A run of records
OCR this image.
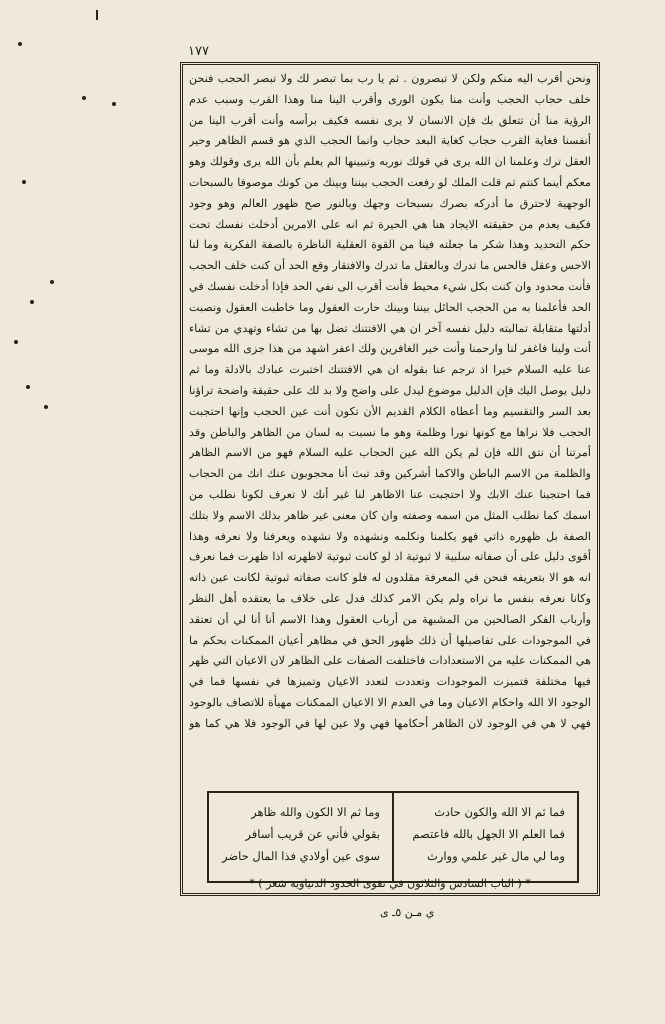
١٧٧

ونحن أقرب اليه منكم ولكن لا تبصرون . ثم يا رب بما تبصر لك ولا تبصر الحجب فنحن خلف حجاب الحجب وأنت منا يكون الورى وأقرب الينا منا وهذا القرب وسبب عدم الرؤية منا أن تتعلق بك فإن الانسان لا يرى نفسه فكيف برأسه وأنت أقرب الينا من أنفسنا فغاية القرب حجاب كغاية البعد حجاب وانما الحجب الذي هو قسم الظاهر وحير العقل ترك وعلمنا ان الله يرى في قولك نوريه وتبيينها الم يعلم بأن الله يرى وقولك وهو معكم أينما كنتم ثم قلت الملك لو رفعت الحجب بيننا وبينك من كونك موصوفا بالسبحات الوجهية لاحترق ما أدركه بصرك بسبحات وجهك وبالنور صح ظهور العالم وهو وجود فكيف يعدم من حقيقته الايجاد هنا هي الحيرة ثم انه على الامرين أدخلت نفسك تحت حكم التحديد وهذا شكر ما جعلته فينا من القوة العقلية الناظرة بالصفة الفكرية وما لنا الاحس وعقل فالحس ما تدرك وبالعقل ما تدرك والافتقار وقع الحد أن كنت خلف الحجب فأنت محدود وان كنت بكل شيء محيط فأنت أقرب الى نفي الحد فإذا أدخلت نفسك في الحد فأعلمنا به من الحجب الحائل بيننا وبينك حارت العقول وما خاطبت العقول ونصبت أدلتها متقابلة تمالبته دليل نفسه آخر ان هي الافتتنك تضل بها من تشاء وتهدي من تشاء أنت ولينا فاغفر لنا وارحمنا وأنت خير الغافرين ولك اعفر اشهد من هذا جزى الله موسى عنا عليه السلام خيرا اذ ترجم عنا بقوله ان هي الافتتنك اختبرت عبادك بالادلة وما ثم دليل يوصل اليك فإن الدليل موضوع ليدل على واضح ولا بد لك على حقيقة واضحة تراؤنا بعد السر والتقسيم وما أعطاه الكلام القديم الأن تكون أنت عين الحجب وإنها احتجبت الحجب فلا نراها مع كونها نورا وظلمة وهو ما نسبت به لسان من الظاهر والباطن وقد أمرتنا أن نتق الله فإن لم يكن الله عين الحجاب عليه السلام فهو من الاسم الظاهر والظلمة من الاسم الباطن والاكما أشركين وقد تبث أنا محجوبون عنك انك من الحجاب فما احتجبنا عنك الابك ولا احتجبت عنا الاظاهر لنا غير أنك لا تعرف لكونا نطلب من اسمك كما نطلب المثل من اسمه وصفته وان كان معنى غير ظاهر بذلك الاسم ولا بتلك الصفة بل ظهوره ذاتي فهو يكلمنا ونكلمه ونشهده ولا نشهده ويعرفنا ولا نعرفه وهذا أقوى دليل على أن صفاته سلبية لا ثبوتية اذ لو كانت ثبوتية لاظهرته اذا ظهرت فما نعرف انه هو الا بتعريفه فنحن في المعرفة مقلدون له فلو كانت صفاته ثبوتية لكانت عين ذاته وكانا نعرفه بنفس ما نراه ولم يكن الامر كذلك فدل على خلاف ما يعتقده أهل النظر وأرباب الفكر الصالحين من المشبهة من أرباب العقول وهذا الاسم أنا أنا لي أن تعتقد في الموجودات على تفاصيلها أن ذلك ظهور الحق في مظاهر أعيان الممكنات بحكم ما هي الممكنات عليه من الاستعدادات فاختلفت الصفات على الظاهر لان الاعيان التي ظهر فيها مختلفة فتميزت الموجودات وتعددت لتعدد الاعيان وتميزها في نفسها فما في الوجود الا الله واحكام الاعيان وما في العدم الا الاعيان الممكنات مهيأة للاتصاف بالوجود فهي لا هي في الوجود لان الظاهر أحكامها فهي ولا عين لها في الوجود فلا هي كما هو

فما ثم الا الله والكون حادث
فما العلم الا الجهل بالله فاعتصم
وما لي مال غير علمي ووارث
وما ثم الا الكون والله ظاهر
بقولي فأني عن قريب أسافر
سوى عين أولادي فذا المال حاضر
* ( الباب السادس والثلاثون في تقوى الحدود الدنياوية شعر ) *
ي مـن ٥ـ ى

◆ Problem statement ◆
Reproduce the listing exactly. Leave its pictures out.

◆ Exercise solution ◆
OCR this image.
١٧٧

ونحن أقرب اليه منكم ولكن لا تبصرون . ثم يا رب بما تبصر لك ولا تبصر الحجب فنحن خلف حجاب الحجب وأنت منا يكون الورى وأقرب الينا منا وهذا القرب وسبب عدم الرؤية منا أن تتعلق بك فإن الانسان لا يرى نفسه فكيف برأسه وأنت أقرب الينا من أنفسنا فغاية القرب حجاب كغاية البعد حجاب وانما الحجب الذي هو قسم الظاهر وحير العقل ترك وعلمنا ان الله يرى في قولك نوريه وتبيينها الم يعلم بأن الله يرى وقولك وهو معكم أينما كنتم ثم قلت الملك لو رفعت الحجب بيننا وبينك من كونك موصوفا بالسبحات الوجهية لاحترق ما أدركه بصرك بسبحات وجهك وبالنور صح ظهور العالم وهو وجود فكيف يعدم من حقيقته الايجاد هنا هي الحيرة ثم انه على الامرين أدخلت نفسك تحت حكم التحديد وهذا شكر ما جعلته فينا من القوة العقلية الناظرة بالصفة الفكرية وما لنا الاحس وعقل فالحس ما تدرك وبالعقل ما تدرك والافتقار وقع الحد أن كنت خلف الحجب فأنت محدود وان كنت بكل شيء محيط فأنت أقرب الى نفي الحد فإذا أدخلت نفسك في الحد فأعلمنا به من الحجب الحائل بيننا وبينك حارت العقول وما خاطبت العقول ونصبت أدلتها متقابلة تمالبته دليل نفسه آخر ان هي الافتتنك تضل بها من تشاء وتهدي من تشاء أنت ولينا فاغفر لنا وارحمنا وأنت خير الغافرين ولك اعفر اشهد من هذا جزى الله موسى عنا عليه السلام خيرا اذ ترجم عنا بقوله ان هي الافتتنك اختبرت عبادك بالادلة وما ثم دليل يوصل اليك فإن الدليل موضوع ليدل على واضح ولا بد لك على حقيقة واضحة تراؤنا بعد السر والتقسيم وما أعطاه الكلام القديم الأن تكون أنت عين الحجب وإنها احتجبت الحجب فلا نراها مع كونها نورا وظلمة وهو ما نسبت به لسان من الظاهر والباطن وقد أمرتنا أن نتق الله فإن لم يكن الله عين الحجاب عليه السلام فهو من الاسم الظاهر والظلمة من الاسم الباطن والاكما أشركين وقد تبث أنا محجوبون عنك انك من الحجاب فما احتجبنا عنك الابك ولا احتجبت عنا الاظاهر لنا غير أنك لا تعرف لكونا نطلب من اسمك كما نطلب المثل من اسمه وصفته وان كان معنى غير ظاهر بذلك الاسم ولا بتلك الصفة بل ظهوره ذاتي فهو يكلمنا ونكلمه ونشهده ولا نشهده ويعرفنا ولا نعرفه وهذا أقوى دليل على أن صفاته سلبية لا ثبوتية اذ لو كانت ثبوتية لاظهرته اذا ظهرت فما نعرف انه هو الا بتعريفه فنحن في المعرفة مقلدون له فلو كانت صفاته ثبوتية لكانت عين ذاته وكانا نعرفه بنفس ما نراه ولم يكن الامر كذلك فدل على خلاف ما يعتقده أهل النظر وأرباب الفكر الصالحين من المشبهة من أرباب العقول وهذا الاسم أنا أنا لي أن تعتقد في الموجودات على تفاصيلها أن ذلك ظهور الحق في مظاهر أعيان الممكنات بحكم ما هي الممكنات عليه من الاستعدادات فاختلفت الصفات على الظاهر لان الاعيان التي ظهر فيها مختلفة فتميزت الموجودات وتعددت لتعدد الاعيان وتميزها في نفسها فما في الوجود الا الله واحكام الاعيان وما في العدم الا الاعيان الممكنات مهيأة للاتصاف بالوجود فهي لا هي في الوجود لان الظاهر أحكامها فهي ولا عين لها في الوجود فلا هي كما هو

فما ثم الا الله والكون حادث
فما العلم الا الجهل بالله فاعتصم
وما لي مال غير علمي ووارث
وما ثم الا الكون والله ظاهر
بقولي فأني عن قريب أسافر
سوى عين أولادي فذا المال حاضر
* ( الباب السادس والثلاثون في تقوى الحدود الدنياوية شعر ) *
ي مـن ٥ـ ى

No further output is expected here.